▸ Problem details:
Find the string "зможете" in the entries and copy each line that has it.

▸ The records:
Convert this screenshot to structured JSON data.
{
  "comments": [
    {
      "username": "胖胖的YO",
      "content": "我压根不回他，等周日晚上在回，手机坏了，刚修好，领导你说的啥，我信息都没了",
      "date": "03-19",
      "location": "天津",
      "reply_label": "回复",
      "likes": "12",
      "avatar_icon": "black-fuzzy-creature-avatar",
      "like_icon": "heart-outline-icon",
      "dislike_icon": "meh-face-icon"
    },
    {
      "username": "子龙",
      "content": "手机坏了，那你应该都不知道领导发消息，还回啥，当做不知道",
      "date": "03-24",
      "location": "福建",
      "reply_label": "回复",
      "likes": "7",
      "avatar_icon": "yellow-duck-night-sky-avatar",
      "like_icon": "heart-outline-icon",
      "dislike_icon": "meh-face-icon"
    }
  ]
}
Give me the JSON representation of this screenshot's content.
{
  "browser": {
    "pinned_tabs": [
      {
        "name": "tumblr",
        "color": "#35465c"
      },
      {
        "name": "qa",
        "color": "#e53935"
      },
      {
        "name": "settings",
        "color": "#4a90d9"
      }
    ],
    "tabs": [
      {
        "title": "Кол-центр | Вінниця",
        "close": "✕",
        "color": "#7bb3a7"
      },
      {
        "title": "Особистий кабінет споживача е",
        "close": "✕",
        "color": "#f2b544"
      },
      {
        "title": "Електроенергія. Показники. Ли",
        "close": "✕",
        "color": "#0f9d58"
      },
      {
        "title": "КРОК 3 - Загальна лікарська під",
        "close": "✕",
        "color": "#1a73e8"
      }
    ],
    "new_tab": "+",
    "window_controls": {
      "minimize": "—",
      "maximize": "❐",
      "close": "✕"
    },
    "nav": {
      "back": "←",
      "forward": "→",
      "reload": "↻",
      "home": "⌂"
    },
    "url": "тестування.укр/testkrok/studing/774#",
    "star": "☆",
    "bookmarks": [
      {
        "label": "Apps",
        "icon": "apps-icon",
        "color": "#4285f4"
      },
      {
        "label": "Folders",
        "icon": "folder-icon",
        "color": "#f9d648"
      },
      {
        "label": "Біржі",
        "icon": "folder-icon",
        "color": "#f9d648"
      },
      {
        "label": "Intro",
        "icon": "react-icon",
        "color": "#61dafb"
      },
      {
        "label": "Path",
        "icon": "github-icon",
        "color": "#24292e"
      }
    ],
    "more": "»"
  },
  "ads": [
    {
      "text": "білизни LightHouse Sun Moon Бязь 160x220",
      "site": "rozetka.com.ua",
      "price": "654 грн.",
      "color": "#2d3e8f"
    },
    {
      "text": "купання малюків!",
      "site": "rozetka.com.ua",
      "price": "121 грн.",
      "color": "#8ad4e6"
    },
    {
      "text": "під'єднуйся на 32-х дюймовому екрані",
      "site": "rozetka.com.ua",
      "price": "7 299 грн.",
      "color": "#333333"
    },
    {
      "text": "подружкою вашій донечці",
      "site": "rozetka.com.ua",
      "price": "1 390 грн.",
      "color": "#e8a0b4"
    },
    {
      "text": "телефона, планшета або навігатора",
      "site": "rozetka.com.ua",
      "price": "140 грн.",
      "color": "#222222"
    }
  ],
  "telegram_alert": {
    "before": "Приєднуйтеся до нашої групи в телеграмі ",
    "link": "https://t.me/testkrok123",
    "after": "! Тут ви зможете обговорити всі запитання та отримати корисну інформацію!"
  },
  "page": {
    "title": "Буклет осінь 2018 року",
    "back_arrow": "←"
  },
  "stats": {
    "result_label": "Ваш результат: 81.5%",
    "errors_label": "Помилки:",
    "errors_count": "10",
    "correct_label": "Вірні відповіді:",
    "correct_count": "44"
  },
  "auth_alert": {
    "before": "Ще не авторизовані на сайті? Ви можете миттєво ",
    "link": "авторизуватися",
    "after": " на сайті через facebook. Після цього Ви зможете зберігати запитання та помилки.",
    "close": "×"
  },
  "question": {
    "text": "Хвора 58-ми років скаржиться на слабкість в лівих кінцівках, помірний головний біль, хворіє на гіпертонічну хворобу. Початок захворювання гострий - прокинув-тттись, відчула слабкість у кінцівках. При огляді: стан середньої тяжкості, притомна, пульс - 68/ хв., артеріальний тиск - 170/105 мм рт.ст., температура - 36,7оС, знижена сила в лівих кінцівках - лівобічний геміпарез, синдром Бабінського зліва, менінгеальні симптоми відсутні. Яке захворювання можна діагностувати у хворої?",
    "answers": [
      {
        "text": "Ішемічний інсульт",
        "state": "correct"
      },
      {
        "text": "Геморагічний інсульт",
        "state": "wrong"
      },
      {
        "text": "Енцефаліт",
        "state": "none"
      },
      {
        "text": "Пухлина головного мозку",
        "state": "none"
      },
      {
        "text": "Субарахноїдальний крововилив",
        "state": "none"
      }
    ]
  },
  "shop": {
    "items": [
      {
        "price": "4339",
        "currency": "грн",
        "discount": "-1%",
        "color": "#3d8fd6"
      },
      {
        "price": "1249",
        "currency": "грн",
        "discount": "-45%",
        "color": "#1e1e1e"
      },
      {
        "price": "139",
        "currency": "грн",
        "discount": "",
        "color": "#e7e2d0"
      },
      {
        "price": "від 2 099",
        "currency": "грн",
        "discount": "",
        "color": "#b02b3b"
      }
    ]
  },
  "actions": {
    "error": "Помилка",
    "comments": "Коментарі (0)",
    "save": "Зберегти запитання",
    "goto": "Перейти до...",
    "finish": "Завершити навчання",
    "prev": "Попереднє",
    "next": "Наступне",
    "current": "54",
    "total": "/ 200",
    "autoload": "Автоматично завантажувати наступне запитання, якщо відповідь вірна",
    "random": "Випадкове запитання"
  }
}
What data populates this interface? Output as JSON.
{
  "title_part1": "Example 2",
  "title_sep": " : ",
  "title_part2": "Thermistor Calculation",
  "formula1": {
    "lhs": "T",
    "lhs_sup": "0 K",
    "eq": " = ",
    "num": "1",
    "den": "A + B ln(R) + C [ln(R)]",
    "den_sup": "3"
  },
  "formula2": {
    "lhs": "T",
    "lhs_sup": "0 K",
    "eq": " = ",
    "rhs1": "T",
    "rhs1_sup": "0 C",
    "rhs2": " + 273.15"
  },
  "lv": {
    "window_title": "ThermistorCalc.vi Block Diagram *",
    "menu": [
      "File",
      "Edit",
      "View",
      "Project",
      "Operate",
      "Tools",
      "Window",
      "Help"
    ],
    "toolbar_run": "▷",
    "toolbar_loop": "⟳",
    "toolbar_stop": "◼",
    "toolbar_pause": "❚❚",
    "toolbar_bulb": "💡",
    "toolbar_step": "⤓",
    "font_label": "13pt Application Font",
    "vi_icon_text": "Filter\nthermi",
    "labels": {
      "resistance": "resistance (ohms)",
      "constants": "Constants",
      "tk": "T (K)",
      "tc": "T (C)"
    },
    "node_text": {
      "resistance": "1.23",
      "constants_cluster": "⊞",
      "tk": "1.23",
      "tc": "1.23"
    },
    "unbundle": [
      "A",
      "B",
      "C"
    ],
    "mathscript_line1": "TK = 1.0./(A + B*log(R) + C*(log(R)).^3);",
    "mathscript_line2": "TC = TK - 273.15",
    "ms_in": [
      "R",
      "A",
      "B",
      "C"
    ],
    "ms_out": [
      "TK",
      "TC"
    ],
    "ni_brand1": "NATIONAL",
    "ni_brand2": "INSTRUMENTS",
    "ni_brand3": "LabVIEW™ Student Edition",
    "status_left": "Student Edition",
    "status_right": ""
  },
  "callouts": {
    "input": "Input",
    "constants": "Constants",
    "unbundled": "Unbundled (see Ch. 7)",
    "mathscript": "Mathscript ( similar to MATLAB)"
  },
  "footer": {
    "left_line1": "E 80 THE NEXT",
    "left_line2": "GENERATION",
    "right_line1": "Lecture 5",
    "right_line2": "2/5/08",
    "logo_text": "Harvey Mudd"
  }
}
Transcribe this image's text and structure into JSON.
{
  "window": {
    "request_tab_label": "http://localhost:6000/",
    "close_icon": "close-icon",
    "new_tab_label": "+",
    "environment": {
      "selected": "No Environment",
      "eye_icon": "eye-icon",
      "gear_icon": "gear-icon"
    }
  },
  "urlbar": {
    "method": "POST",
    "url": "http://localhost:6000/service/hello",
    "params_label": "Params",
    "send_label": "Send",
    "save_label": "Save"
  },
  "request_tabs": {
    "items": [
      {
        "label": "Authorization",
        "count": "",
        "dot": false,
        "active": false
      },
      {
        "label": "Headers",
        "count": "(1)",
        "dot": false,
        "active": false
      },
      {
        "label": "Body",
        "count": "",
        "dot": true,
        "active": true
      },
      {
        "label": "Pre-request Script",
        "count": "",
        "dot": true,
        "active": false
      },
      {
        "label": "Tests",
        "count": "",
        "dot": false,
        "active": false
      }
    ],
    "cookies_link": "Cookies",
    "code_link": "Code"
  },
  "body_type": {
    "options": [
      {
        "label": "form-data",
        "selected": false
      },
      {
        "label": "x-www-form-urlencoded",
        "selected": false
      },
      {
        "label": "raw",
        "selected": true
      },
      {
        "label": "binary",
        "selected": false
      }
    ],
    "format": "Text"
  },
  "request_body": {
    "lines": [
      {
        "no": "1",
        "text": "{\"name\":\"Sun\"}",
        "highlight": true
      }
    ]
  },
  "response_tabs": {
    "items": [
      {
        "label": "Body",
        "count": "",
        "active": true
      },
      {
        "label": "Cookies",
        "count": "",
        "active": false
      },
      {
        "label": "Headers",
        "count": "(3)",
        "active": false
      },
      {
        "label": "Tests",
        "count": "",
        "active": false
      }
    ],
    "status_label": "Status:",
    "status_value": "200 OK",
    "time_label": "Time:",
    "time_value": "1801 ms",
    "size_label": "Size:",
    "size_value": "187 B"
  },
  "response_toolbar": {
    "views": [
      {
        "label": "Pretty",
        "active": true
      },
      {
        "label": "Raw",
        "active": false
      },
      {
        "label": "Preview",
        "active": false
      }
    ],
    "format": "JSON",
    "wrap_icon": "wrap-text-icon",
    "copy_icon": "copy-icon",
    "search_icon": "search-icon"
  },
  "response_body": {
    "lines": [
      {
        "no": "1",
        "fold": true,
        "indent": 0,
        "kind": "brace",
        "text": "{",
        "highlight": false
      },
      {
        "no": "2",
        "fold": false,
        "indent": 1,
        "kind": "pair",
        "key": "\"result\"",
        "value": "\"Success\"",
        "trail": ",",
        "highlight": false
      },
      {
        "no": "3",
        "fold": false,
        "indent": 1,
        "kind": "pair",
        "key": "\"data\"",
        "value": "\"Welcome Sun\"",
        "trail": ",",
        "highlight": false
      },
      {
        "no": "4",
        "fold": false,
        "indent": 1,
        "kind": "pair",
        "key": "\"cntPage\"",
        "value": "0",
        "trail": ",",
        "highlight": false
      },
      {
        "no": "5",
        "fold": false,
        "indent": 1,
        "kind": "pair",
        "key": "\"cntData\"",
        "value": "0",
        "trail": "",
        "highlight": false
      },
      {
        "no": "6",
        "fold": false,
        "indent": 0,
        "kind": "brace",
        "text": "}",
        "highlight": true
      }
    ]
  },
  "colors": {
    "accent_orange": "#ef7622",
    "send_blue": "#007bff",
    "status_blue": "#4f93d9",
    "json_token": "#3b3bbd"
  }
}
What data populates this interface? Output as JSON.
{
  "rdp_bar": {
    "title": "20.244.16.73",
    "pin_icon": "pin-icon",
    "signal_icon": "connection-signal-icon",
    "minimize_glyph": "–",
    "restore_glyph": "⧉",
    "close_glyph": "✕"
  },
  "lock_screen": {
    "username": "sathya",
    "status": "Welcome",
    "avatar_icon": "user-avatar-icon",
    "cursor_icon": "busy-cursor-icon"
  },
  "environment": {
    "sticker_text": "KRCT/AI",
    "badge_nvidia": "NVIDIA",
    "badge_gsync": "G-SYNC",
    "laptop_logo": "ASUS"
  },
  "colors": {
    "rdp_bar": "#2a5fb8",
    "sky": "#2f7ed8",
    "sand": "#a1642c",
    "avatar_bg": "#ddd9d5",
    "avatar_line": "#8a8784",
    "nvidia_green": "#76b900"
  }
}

▸ Response to the task:
    "after": "! Тут ви зможете обговорити всі запитання та отримати корисну інформацію!"
    "after": " на сайті через facebook. Після цього Ви зможете зберігати запитання та помилки.",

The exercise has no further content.